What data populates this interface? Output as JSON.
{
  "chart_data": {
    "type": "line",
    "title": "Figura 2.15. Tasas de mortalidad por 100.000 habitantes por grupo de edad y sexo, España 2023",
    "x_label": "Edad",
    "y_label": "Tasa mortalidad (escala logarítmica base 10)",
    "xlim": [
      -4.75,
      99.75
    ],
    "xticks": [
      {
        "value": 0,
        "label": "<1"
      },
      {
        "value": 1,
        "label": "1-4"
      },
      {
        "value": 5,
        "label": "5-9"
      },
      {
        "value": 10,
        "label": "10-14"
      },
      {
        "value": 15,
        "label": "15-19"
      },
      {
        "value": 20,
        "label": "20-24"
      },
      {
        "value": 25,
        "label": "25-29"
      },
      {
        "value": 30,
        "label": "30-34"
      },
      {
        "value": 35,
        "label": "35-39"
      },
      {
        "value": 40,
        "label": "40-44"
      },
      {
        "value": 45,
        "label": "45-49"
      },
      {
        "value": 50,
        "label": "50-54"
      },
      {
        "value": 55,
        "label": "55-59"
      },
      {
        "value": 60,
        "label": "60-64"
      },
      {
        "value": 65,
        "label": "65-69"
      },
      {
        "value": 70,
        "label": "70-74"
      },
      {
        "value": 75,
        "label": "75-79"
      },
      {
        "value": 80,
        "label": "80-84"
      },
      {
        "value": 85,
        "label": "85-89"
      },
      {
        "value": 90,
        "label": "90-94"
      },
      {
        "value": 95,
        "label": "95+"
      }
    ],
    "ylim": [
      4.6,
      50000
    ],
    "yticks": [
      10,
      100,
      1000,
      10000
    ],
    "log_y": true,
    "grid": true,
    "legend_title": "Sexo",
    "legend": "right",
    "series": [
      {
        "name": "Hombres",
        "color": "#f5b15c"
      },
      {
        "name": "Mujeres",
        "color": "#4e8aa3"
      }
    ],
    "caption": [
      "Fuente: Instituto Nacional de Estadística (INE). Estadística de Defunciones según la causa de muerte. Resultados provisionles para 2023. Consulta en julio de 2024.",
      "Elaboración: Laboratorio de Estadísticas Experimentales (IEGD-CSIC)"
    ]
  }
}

● Task goal:
Find the word "mortalidad" in the data and copy out each line where it turns up.

● Written answer:
    "title": "Figura 2.15. Tasas de mortalidad por 100.000 habitantes por grupo de edad y sexo, España 2023",
    "y_label": "Tasa mortalidad (escala logarítmica base 10)",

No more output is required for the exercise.